(Figure data in JSON)
## begin

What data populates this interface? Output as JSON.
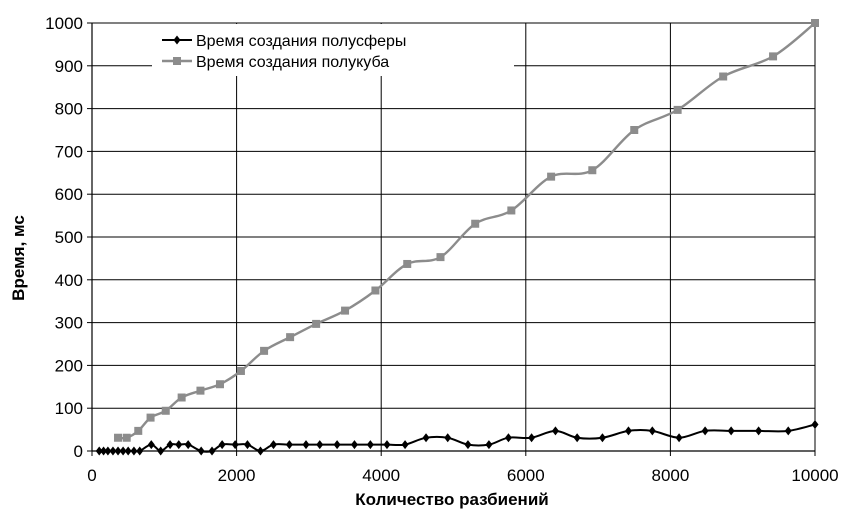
{
  "chart_data": {
    "type": "line",
    "title": "",
    "xlabel": "Количество разбиений",
    "ylabel": "Время, мс",
    "xlim": [
      0,
      10000
    ],
    "ylim": [
      0,
      1000
    ],
    "xticks": [
      "0",
      "2000",
      "4000",
      "6000",
      "8000",
      "10000"
    ],
    "yticks": [
      "0",
      "100",
      "200",
      "300",
      "400",
      "500",
      "600",
      "700",
      "800",
      "900",
      "1000"
    ],
    "grid": true,
    "legend_position": "top-left",
    "series": [
      {
        "name": "Время создания полусферы",
        "marker": "diamond",
        "color": "#000000",
        "points": [
          [
            100,
            0
          ],
          [
            160,
            0
          ],
          [
            220,
            0
          ],
          [
            290,
            0
          ],
          [
            360,
            0
          ],
          [
            430,
            0
          ],
          [
            500,
            0
          ],
          [
            580,
            0
          ],
          [
            660,
            0
          ],
          [
            820,
            15
          ],
          [
            950,
            0
          ],
          [
            1080,
            15
          ],
          [
            1200,
            15
          ],
          [
            1330,
            15
          ],
          [
            1510,
            0
          ],
          [
            1660,
            0
          ],
          [
            1800,
            15
          ],
          [
            1980,
            15
          ],
          [
            2150,
            15
          ],
          [
            2330,
            0
          ],
          [
            2510,
            15
          ],
          [
            2730,
            15
          ],
          [
            2960,
            15
          ],
          [
            3150,
            15
          ],
          [
            3390,
            15
          ],
          [
            3630,
            15
          ],
          [
            3850,
            15
          ],
          [
            4080,
            15
          ],
          [
            4330,
            15
          ],
          [
            4620,
            31
          ],
          [
            4920,
            31
          ],
          [
            5200,
            15
          ],
          [
            5490,
            15
          ],
          [
            5760,
            31
          ],
          [
            6080,
            31
          ],
          [
            6410,
            47
          ],
          [
            6710,
            31
          ],
          [
            7060,
            31
          ],
          [
            7420,
            47
          ],
          [
            7750,
            47
          ],
          [
            8120,
            31
          ],
          [
            8480,
            47
          ],
          [
            8840,
            47
          ],
          [
            9220,
            47
          ],
          [
            9630,
            47
          ],
          [
            10000,
            62
          ]
        ]
      },
      {
        "name": "Время создания полукуба",
        "marker": "square",
        "color": "#8c8c8c",
        "points": [
          [
            360,
            31
          ],
          [
            480,
            31
          ],
          [
            640,
            47
          ],
          [
            810,
            78
          ],
          [
            1020,
            94
          ],
          [
            1240,
            125
          ],
          [
            1500,
            141
          ],
          [
            1770,
            156
          ],
          [
            2060,
            187
          ],
          [
            2380,
            234
          ],
          [
            2740,
            266
          ],
          [
            3100,
            297
          ],
          [
            3500,
            328
          ],
          [
            3920,
            375
          ],
          [
            4360,
            437
          ],
          [
            4820,
            453
          ],
          [
            5300,
            531
          ],
          [
            5800,
            562
          ],
          [
            6350,
            641
          ],
          [
            6920,
            656
          ],
          [
            7500,
            750
          ],
          [
            8100,
            797
          ],
          [
            8730,
            875
          ],
          [
            9420,
            922
          ],
          [
            10000,
            1000
          ]
        ]
      }
    ]
  }
}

## end

### WHAT THE EXERCISE ASKS
Copy the listing in full and without alteration, omitting every picture.

### COMPLETE RESPONSE
What data populates this interface? Output as JSON.
{
  "chart_data": {
    "type": "line",
    "title": "",
    "xlabel": "Количество разбиений",
    "ylabel": "Время, мс",
    "xlim": [
      0,
      10000
    ],
    "ylim": [
      0,
      1000
    ],
    "xticks": [
      "0",
      "2000",
      "4000",
      "6000",
      "8000",
      "10000"
    ],
    "yticks": [
      "0",
      "100",
      "200",
      "300",
      "400",
      "500",
      "600",
      "700",
      "800",
      "900",
      "1000"
    ],
    "grid": true,
    "legend_position": "top-left",
    "series": [
      {
        "name": "Время создания полусферы",
        "marker": "diamond",
        "color": "#000000",
        "points": [
          [
            100,
            0
          ],
          [
            160,
            0
          ],
          [
            220,
            0
          ],
          [
            290,
            0
          ],
          [
            360,
            0
          ],
          [
            430,
            0
          ],
          [
            500,
            0
          ],
          [
            580,
            0
          ],
          [
            660,
            0
          ],
          [
            820,
            15
          ],
          [
            950,
            0
          ],
          [
            1080,
            15
          ],
          [
            1200,
            15
          ],
          [
            1330,
            15
          ],
          [
            1510,
            0
          ],
          [
            1660,
            0
          ],
          [
            1800,
            15
          ],
          [
            1980,
            15
          ],
          [
            2150,
            15
          ],
          [
            2330,
            0
          ],
          [
            2510,
            15
          ],
          [
            2730,
            15
          ],
          [
            2960,
            15
          ],
          [
            3150,
            15
          ],
          [
            3390,
            15
          ],
          [
            3630,
            15
          ],
          [
            3850,
            15
          ],
          [
            4080,
            15
          ],
          [
            4330,
            15
          ],
          [
            4620,
            31
          ],
          [
            4920,
            31
          ],
          [
            5200,
            15
          ],
          [
            5490,
            15
          ],
          [
            5760,
            31
          ],
          [
            6080,
            31
          ],
          [
            6410,
            47
          ],
          [
            6710,
            31
          ],
          [
            7060,
            31
          ],
          [
            7420,
            47
          ],
          [
            7750,
            47
          ],
          [
            8120,
            31
          ],
          [
            8480,
            47
          ],
          [
            8840,
            47
          ],
          [
            9220,
            47
          ],
          [
            9630,
            47
          ],
          [
            10000,
            62
          ]
        ]
      },
      {
        "name": "Время создания полукуба",
        "marker": "square",
        "color": "#8c8c8c",
        "points": [
          [
            360,
            31
          ],
          [
            480,
            31
          ],
          [
            640,
            47
          ],
          [
            810,
            78
          ],
          [
            1020,
            94
          ],
          [
            1240,
            125
          ],
          [
            1500,
            141
          ],
          [
            1770,
            156
          ],
          [
            2060,
            187
          ],
          [
            2380,
            234
          ],
          [
            2740,
            266
          ],
          [
            3100,
            297
          ],
          [
            3500,
            328
          ],
          [
            3920,
            375
          ],
          [
            4360,
            437
          ],
          [
            4820,
            453
          ],
          [
            5300,
            531
          ],
          [
            5800,
            562
          ],
          [
            6350,
            641
          ],
          [
            6920,
            656
          ],
          [
            7500,
            750
          ],
          [
            8100,
            797
          ],
          [
            8730,
            875
          ],
          [
            9420,
            922
          ],
          [
            10000,
            1000
          ]
        ]
      }
    ]
  }
}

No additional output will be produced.